Read the material below and tally how many lines hold the word "What", giving the number and nothing else.

## START Data section

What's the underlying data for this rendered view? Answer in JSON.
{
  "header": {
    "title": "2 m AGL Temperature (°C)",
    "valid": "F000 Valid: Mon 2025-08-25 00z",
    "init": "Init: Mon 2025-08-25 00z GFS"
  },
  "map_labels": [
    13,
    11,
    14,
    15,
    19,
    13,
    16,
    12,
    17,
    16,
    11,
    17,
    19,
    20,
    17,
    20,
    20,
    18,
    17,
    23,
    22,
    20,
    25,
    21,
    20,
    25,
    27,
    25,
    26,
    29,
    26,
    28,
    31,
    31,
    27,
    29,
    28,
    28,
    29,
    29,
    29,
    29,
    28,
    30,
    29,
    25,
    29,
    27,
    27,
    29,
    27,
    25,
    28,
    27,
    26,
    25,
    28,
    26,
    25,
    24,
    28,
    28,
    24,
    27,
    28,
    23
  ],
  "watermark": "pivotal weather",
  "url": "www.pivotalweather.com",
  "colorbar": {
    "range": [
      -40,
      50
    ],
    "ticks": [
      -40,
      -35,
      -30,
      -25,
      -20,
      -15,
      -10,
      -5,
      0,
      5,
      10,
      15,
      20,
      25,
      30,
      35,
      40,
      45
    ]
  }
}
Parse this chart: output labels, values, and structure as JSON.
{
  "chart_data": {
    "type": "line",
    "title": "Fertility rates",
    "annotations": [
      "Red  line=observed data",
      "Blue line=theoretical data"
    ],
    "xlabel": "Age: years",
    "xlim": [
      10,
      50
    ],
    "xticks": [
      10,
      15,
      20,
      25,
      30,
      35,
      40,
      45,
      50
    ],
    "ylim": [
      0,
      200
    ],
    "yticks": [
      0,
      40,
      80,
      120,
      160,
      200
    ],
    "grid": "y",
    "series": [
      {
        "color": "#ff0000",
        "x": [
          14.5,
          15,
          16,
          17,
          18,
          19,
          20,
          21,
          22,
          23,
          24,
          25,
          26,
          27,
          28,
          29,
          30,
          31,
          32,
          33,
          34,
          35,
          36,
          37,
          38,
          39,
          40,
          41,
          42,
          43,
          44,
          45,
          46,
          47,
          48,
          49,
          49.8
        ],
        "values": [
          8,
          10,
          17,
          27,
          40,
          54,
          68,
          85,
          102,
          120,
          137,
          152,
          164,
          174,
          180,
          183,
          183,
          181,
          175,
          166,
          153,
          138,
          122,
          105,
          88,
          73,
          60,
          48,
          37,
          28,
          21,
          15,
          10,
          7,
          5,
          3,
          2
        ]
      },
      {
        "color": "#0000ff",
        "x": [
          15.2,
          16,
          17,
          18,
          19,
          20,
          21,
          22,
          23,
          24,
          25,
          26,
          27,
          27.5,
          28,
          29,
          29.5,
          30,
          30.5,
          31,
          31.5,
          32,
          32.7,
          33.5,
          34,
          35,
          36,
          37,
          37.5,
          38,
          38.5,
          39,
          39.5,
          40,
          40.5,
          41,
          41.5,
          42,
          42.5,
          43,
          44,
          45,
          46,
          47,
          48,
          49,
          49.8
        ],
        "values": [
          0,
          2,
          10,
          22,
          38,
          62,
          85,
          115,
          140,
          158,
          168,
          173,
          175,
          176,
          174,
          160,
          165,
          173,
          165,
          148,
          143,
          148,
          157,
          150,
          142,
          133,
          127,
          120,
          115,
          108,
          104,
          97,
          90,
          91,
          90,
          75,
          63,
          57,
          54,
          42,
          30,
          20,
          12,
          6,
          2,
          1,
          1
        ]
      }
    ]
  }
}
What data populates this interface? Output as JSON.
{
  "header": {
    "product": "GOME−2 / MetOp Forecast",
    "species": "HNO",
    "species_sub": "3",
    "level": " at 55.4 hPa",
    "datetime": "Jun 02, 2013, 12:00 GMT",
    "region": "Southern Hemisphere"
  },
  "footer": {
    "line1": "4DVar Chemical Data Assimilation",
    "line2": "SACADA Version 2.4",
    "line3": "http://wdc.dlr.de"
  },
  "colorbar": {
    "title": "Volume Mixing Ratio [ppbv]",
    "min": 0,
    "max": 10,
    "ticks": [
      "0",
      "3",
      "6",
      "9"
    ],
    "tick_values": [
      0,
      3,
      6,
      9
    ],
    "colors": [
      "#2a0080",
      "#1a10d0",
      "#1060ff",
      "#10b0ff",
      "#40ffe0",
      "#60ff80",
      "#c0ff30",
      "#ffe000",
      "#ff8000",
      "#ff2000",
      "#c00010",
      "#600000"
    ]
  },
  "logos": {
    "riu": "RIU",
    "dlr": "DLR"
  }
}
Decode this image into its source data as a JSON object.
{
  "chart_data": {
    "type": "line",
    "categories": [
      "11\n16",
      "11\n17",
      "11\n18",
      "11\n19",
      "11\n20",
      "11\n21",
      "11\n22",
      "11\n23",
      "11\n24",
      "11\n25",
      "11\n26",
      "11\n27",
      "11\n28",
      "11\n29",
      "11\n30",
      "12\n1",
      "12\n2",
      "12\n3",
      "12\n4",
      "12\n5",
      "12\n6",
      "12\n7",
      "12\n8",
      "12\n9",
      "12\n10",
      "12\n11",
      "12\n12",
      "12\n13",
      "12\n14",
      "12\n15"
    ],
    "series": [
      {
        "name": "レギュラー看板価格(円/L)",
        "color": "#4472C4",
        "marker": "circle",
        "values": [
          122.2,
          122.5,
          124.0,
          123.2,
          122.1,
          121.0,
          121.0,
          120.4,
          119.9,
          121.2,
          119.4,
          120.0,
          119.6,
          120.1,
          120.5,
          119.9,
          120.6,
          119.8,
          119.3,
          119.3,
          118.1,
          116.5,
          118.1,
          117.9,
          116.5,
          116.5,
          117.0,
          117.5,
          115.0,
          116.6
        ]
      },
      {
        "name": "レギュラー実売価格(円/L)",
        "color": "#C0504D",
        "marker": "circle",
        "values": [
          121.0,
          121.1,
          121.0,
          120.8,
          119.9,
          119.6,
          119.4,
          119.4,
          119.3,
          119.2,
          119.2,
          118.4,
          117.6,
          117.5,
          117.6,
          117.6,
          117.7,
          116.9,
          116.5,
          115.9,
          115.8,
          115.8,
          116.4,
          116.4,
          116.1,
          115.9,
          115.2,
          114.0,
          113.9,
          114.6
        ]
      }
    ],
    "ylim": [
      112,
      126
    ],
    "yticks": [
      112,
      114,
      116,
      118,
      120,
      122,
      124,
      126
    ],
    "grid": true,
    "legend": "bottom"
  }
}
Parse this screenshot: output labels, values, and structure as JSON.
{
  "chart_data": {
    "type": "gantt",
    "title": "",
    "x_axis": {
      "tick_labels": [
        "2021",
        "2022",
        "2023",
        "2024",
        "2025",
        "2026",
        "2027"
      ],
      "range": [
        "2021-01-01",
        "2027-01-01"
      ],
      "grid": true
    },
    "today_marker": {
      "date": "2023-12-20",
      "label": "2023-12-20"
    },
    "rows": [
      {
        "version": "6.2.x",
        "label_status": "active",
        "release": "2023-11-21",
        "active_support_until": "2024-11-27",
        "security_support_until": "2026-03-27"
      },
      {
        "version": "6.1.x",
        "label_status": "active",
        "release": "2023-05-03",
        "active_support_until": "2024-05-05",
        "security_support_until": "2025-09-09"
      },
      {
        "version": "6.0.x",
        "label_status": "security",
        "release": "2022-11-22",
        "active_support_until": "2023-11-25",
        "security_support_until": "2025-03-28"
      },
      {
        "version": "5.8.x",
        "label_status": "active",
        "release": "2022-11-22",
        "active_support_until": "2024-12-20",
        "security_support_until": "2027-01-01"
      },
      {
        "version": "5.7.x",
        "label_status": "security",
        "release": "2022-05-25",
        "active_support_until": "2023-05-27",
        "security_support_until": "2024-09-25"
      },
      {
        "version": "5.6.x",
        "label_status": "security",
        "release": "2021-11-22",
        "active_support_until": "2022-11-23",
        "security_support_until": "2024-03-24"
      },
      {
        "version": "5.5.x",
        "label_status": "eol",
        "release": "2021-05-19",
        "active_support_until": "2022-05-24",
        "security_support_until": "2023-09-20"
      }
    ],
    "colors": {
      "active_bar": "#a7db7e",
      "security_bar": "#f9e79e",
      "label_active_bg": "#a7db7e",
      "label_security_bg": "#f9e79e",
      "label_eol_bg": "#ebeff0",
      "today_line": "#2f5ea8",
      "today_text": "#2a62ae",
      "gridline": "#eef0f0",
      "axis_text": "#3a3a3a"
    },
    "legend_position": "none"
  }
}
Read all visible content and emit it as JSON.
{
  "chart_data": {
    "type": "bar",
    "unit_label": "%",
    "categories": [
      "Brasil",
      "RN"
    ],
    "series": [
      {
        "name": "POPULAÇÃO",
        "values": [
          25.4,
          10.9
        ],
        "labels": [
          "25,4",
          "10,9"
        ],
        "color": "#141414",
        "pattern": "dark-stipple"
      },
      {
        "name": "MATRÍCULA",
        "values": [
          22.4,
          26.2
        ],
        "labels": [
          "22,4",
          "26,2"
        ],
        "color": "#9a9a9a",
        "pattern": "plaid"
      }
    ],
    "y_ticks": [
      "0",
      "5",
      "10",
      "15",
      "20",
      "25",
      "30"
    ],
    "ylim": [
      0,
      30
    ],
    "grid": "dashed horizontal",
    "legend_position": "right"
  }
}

## END Data section

Solved exercise: 2